"""
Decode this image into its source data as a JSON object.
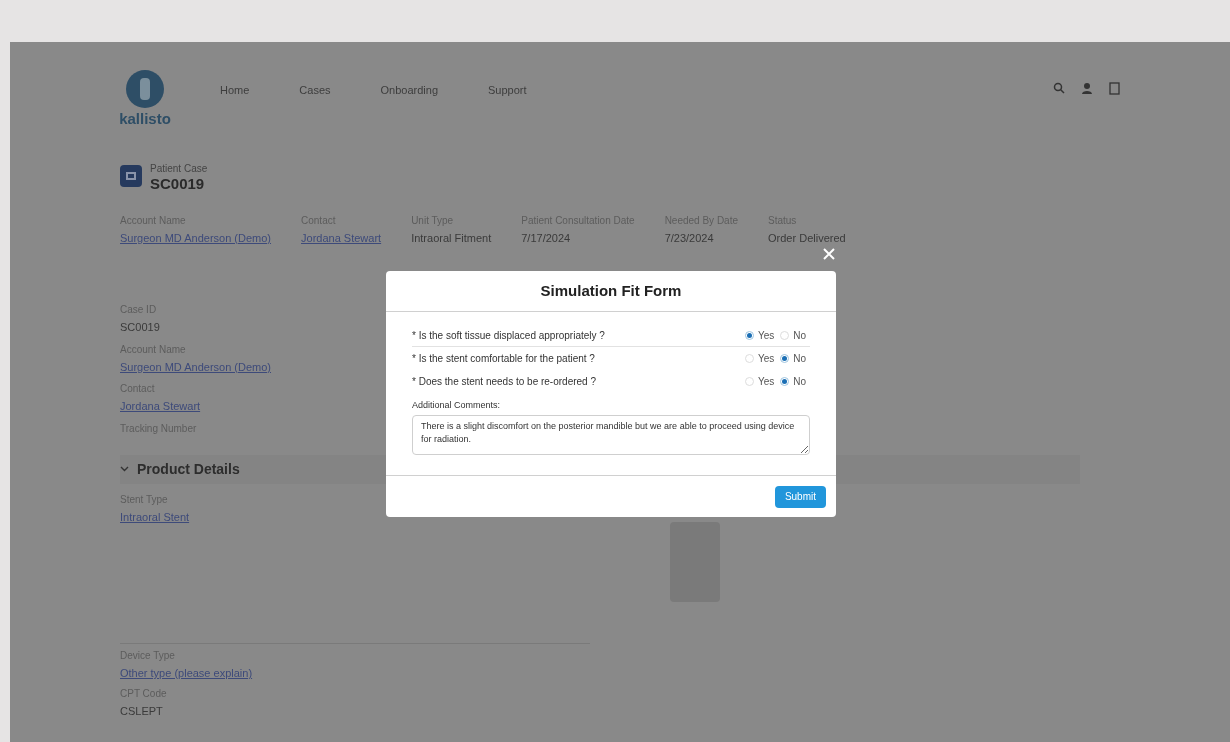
{
  "app": {
    "logo_text": "kallisto",
    "nav": [
      {
        "label": "Home"
      },
      {
        "label": "Cases"
      },
      {
        "label": "Onboarding"
      },
      {
        "label": "Support"
      }
    ]
  },
  "record": {
    "type_label": "Patient Case",
    "id": "SC0019"
  },
  "header_fields": [
    {
      "label": "Account Name",
      "value": "Surgeon MD Anderson (Demo)",
      "link": true
    },
    {
      "label": "Contact",
      "value": "Jordana Stewart",
      "link": true
    },
    {
      "label": "Unit Type",
      "value": "Intraoral Fitment",
      "link": false
    },
    {
      "label": "Patient Consultation Date",
      "value": "7/17/2024",
      "link": false
    },
    {
      "label": "Needed By Date",
      "value": "7/23/2024",
      "link": false
    },
    {
      "label": "Status",
      "value": "Order Delivered",
      "link": false
    }
  ],
  "details": [
    {
      "label": "Case ID",
      "value": "SC0019",
      "link": false
    },
    {
      "label": "Account Name",
      "value": "Surgeon MD Anderson (Demo)",
      "link": true
    },
    {
      "label": "Contact",
      "value": "Jordana Stewart",
      "link": true
    },
    {
      "label": "Tracking Number",
      "link": false
    }
  ],
  "product_details": {
    "title": "Product Details",
    "expanded": true,
    "fields": [
      {
        "label": "Stent Type",
        "value": "Intraoral Stent",
        "link": true
      },
      {
        "label": "Device Type",
        "value": "Other type (please explain)",
        "link": true
      },
      {
        "label": "CPT Code",
        "value": "CSLEPT",
        "link": false
      }
    ]
  },
  "modal": {
    "title": "Simulation Fit Form",
    "questions": [
      {
        "text": "* Is the soft tissue displaced appropriately ?",
        "options": [
          {
            "label": "Yes",
            "selected": true
          },
          {
            "label": "No",
            "selected": false
          }
        ]
      },
      {
        "text": "* Is the stent comfortable for the patient ?",
        "options": [
          {
            "label": "Yes",
            "selected": false
          },
          {
            "label": "No",
            "selected": true
          }
        ]
      },
      {
        "text": "* Does the stent needs to be re-ordered ?",
        "options": [
          {
            "label": "Yes",
            "selected": false
          },
          {
            "label": "No",
            "selected": true
          }
        ]
      }
    ],
    "comments_label": "Additional Comments:",
    "comments": "There is a slight discomfort on the posterior mandible but we are able to proceed using device for radiation.",
    "submit": "Submit"
  }
}
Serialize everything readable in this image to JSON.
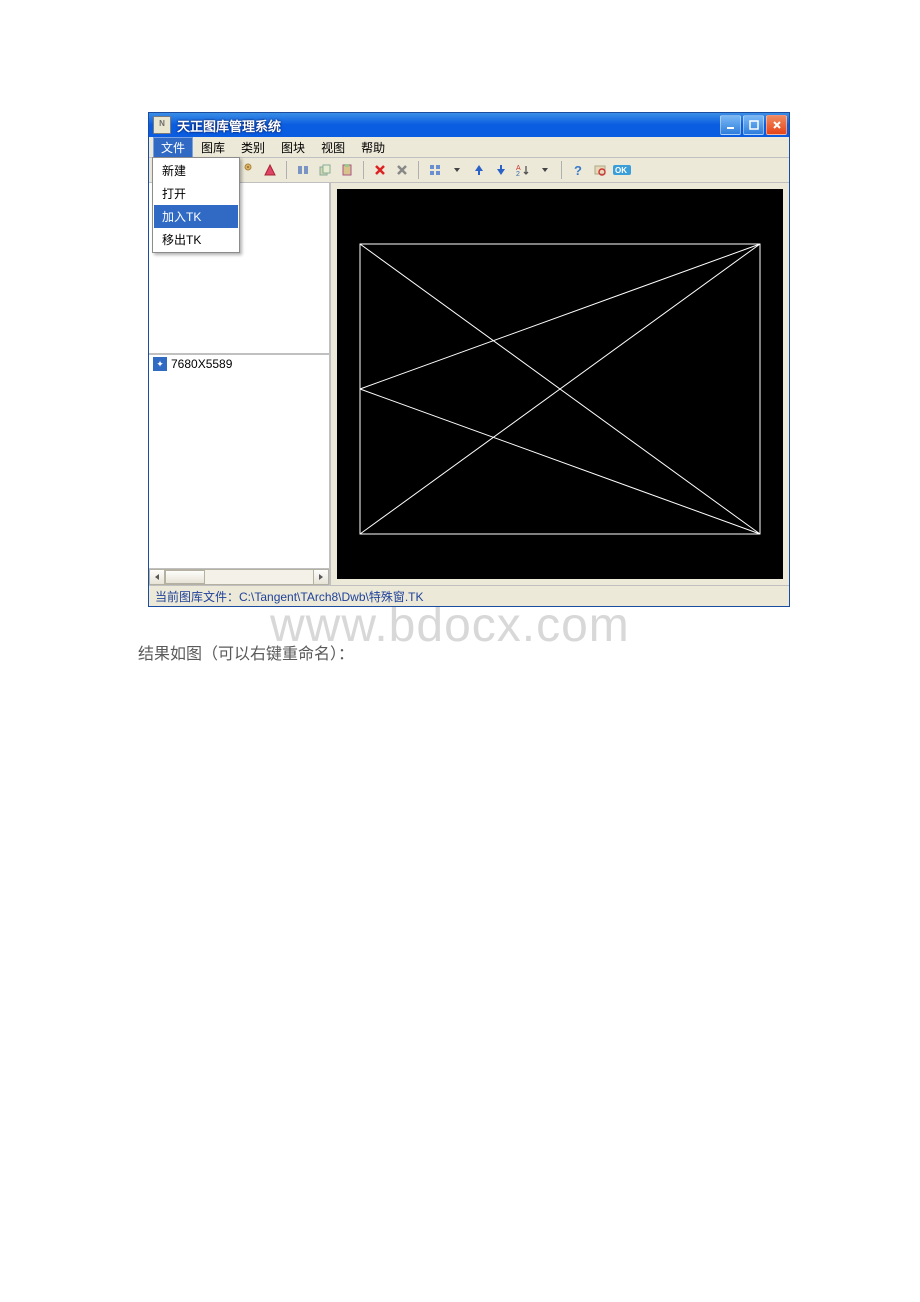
{
  "window": {
    "title": "天正图库管理系统"
  },
  "menubar": {
    "items": [
      "文件",
      "图库",
      "类别",
      "图块",
      "视图",
      "帮助"
    ],
    "active_index": 0
  },
  "dropdown": {
    "items": [
      "新建",
      "打开",
      "加入TK",
      "移出TK"
    ],
    "highlight_index": 2
  },
  "list": {
    "items": [
      {
        "icon": "block-icon",
        "label": "7680X5589"
      }
    ]
  },
  "statusbar": {
    "label_prefix": "当前图库文件：",
    "path": "C:\\Tangent\\TArch8\\Dwb\\特殊窗.TK"
  },
  "caption": "结果如图（可以右键重命名）：",
  "watermark": "www.bdocx.com"
}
"""
Reproduce the material above in full and without alteration, but skip all pictures.

Decode this image into its source data as a JSON object.
{
  "app": {
    "logo_text": "kallisto",
    "nav": [
      {
        "label": "Home"
      },
      {
        "label": "Cases"
      },
      {
        "label": "Onboarding"
      },
      {
        "label": "Support"
      }
    ]
  },
  "record": {
    "type_label": "Patient Case",
    "id": "SC0019"
  },
  "header_fields": [
    {
      "label": "Account Name",
      "value": "Surgeon MD Anderson (Demo)",
      "link": true
    },
    {
      "label": "Contact",
      "value": "Jordana Stewart",
      "link": true
    },
    {
      "label": "Unit Type",
      "value": "Intraoral Fitment",
      "link": false
    },
    {
      "label": "Patient Consultation Date",
      "value": "7/17/2024",
      "link": false
    },
    {
      "label": "Needed By Date",
      "value": "7/23/2024",
      "link": false
    },
    {
      "label": "Status",
      "value": "Order Delivered",
      "link": false
    }
  ],
  "details": [
    {
      "label": "Case ID",
      "value": "SC0019",
      "link": false
    },
    {
      "label": "Account Name",
      "value": "Surgeon MD Anderson (Demo)",
      "link": true
    },
    {
      "label": "Contact",
      "value": "Jordana Stewart",
      "link": true
    },
    {
      "label": "Tracking Number",
      "link": false
    }
  ],
  "product_details": {
    "title": "Product Details",
    "expanded": true,
    "fields": [
      {
        "label": "Stent Type",
        "value": "Intraoral Stent",
        "link": true
      },
      {
        "label": "Device Type",
        "value": "Other type (please explain)",
        "link": true
      },
      {
        "label": "CPT Code",
        "value": "CSLEPT",
        "link": false
      }
    ]
  },
  "modal": {
    "title": "Simulation Fit Form",
    "questions": [
      {
        "text": "* Is the soft tissue displaced appropriately ?",
        "options": [
          {
            "label": "Yes",
            "selected": true
          },
          {
            "label": "No",
            "selected": false
          }
        ]
      },
      {
        "text": "* Is the stent comfortable for the patient ?",
        "options": [
          {
            "label": "Yes",
            "selected": false
          },
          {
            "label": "No",
            "selected": true
          }
        ]
      },
      {
        "text": "* Does the stent needs to be re-ordered ?",
        "options": [
          {
            "label": "Yes",
            "selected": false
          },
          {
            "label": "No",
            "selected": true
          }
        ]
      }
    ],
    "comments_label": "Additional Comments:",
    "comments": "There is a slight discomfort on the posterior mandible but we are able to proceed using device for radiation.",
    "submit": "Submit"
  }
}
Serialize everything readable in this image to JSON.
{
  "window": {
    "title": "天正图库管理系统"
  },
  "menubar": {
    "items": [
      "文件",
      "图库",
      "类别",
      "图块",
      "视图",
      "帮助"
    ],
    "active_index": 0
  },
  "dropdown": {
    "items": [
      "新建",
      "打开",
      "加入TK",
      "移出TK"
    ],
    "highlight_index": 2
  },
  "list": {
    "items": [
      {
        "icon": "block-icon",
        "label": "7680X5589"
      }
    ]
  },
  "statusbar": {
    "label_prefix": "当前图库文件：",
    "path": "C:\\Tangent\\TArch8\\Dwb\\特殊窗.TK"
  },
  "caption": "结果如图（可以右键重命名）：",
  "watermark": "www.bdocx.com"
}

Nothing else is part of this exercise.